Requirement: Output the entries below without any alteration.

Exercise data:
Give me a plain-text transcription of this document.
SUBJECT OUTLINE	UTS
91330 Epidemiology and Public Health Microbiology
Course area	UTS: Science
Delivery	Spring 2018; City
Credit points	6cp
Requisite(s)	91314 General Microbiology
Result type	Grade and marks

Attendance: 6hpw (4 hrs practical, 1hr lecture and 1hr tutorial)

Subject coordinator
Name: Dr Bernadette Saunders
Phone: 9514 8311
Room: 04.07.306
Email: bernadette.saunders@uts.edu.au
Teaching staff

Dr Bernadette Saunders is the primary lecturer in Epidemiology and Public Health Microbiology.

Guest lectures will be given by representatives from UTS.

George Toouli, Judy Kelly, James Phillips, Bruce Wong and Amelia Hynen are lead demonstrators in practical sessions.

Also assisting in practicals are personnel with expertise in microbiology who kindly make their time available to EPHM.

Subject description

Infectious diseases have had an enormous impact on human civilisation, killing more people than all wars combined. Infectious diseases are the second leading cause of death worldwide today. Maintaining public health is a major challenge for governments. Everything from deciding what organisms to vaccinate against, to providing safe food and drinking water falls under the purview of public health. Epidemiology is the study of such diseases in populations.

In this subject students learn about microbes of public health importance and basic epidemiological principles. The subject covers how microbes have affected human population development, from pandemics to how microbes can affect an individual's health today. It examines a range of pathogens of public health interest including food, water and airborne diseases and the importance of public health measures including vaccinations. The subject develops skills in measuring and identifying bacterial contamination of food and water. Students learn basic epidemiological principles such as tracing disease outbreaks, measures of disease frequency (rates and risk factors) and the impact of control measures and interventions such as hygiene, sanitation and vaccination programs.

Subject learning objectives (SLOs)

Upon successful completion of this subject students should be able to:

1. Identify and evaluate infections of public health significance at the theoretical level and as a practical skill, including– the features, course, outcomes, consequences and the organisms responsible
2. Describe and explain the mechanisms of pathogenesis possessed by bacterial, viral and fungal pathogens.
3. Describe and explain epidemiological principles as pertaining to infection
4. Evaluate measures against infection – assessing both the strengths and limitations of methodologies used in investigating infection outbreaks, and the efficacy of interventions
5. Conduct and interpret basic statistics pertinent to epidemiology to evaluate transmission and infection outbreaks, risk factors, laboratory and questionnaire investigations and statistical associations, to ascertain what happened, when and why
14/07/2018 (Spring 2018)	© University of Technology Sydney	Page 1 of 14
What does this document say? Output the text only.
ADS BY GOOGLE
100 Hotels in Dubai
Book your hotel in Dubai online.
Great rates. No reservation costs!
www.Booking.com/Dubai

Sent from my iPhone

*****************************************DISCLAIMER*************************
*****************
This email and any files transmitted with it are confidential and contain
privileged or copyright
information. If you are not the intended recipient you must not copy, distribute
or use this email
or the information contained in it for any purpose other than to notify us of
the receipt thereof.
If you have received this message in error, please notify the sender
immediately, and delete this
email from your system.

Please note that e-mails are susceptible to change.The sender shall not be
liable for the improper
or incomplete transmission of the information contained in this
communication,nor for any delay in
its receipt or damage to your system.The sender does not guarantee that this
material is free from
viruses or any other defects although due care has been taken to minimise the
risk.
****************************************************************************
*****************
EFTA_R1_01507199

Response area:
Give me a plain-text transcription of this document.
SUBJECT OUTLINE	UTS
91330 Epidemiology and Public Health Microbiology
Course area	UTS: Science
Delivery	Spring 2018; City
Credit points	6cp
Requisite(s)	91314 General Microbiology
Result type	Grade and marks

Attendance: 6hpw (4 hrs practical, 1hr lecture and 1hr tutorial)

Subject coordinator
Name: Dr Bernadette Saunders
Phone: 9514 8311
Room: 04.07.306
Email: bernadette.saunders@uts.edu.au
Teaching staff

Dr Bernadette Saunders is the primary lecturer in Epidemiology and Public Health Microbiology.

Guest lectures will be given by representatives from UTS.

George Toouli, Judy Kelly, James Phillips, Bruce Wong and Amelia Hynen are lead demonstrators in practical sessions.

Also assisting in practicals are personnel with expertise in microbiology who kindly make their time available to EPHM.

Subject description

Infectious diseases have had an enormous impact on human civilisation, killing more people than all wars combined. Infectious diseases are the second leading cause of death worldwide today. Maintaining public health is a major challenge for governments. Everything from deciding what organisms to vaccinate against, to providing safe food and drinking water falls under the purview of public health. Epidemiology is the study of such diseases in populations.

In this subject students learn about microbes of public health importance and basic epidemiological principles. The subject covers how microbes have affected human population development, from pandemics to how microbes can affect an individual's health today. It examines a range of pathogens of public health interest including food, water and airborne diseases and the importance of public health measures including vaccinations. The subject develops skills in measuring and identifying bacterial contamination of food and water. Students learn basic epidemiological principles such as tracing disease outbreaks, measures of disease frequency (rates and risk factors) and the impact of control measures and interventions such as hygiene, sanitation and vaccination programs.

Subject learning objectives (SLOs)

Upon successful completion of this subject students should be able to:

1. Identify and evaluate infections of public health significance at the theoretical level and as a practical skill, including– the features, course, outcomes, consequences and the organisms responsible
2. Describe and explain the mechanisms of pathogenesis possessed by bacterial, viral and fungal pathogens.
3. Describe and explain epidemiological principles as pertaining to infection
4. Evaluate measures against infection – assessing both the strengths and limitations of methodologies used in investigating infection outbreaks, and the efficacy of interventions
5. Conduct and interpret basic statistics pertinent to epidemiology to evaluate transmission and infection outbreaks, risk factors, laboratory and questionnaire investigations and statistical associations, to ascertain what happened, when and why
14/07/2018 (Spring 2018)	© University of Technology Sydney	Page 1 of 14
What does this document say? Output the text only.
ADS BY GOOGLE
100 Hotels in Dubai
Book your hotel in Dubai online.
Great rates. No reservation costs!
www.Booking.com/Dubai

Sent from my iPhone

*****************************************DISCLAIMER*************************
*****************
This email and any files transmitted with it are confidential and contain
privileged or copyright
information. If you are not the intended recipient you must not copy, distribute
or use this email
or the information contained in it for any purpose other than to notify us of
the receipt thereof.
If you have received this message in error, please notify the sender
immediately, and delete this
email from your system.

Please note that e-mails are susceptible to change.The sender shall not be
liable for the improper
or incomplete transmission of the information contained in this
communication,nor for any delay in
its receipt or damage to your system.The sender does not guarantee that this
material is free from
viruses or any other defects although due care has been taken to minimise the
risk.
****************************************************************************
*****************
EFTA_R1_01507199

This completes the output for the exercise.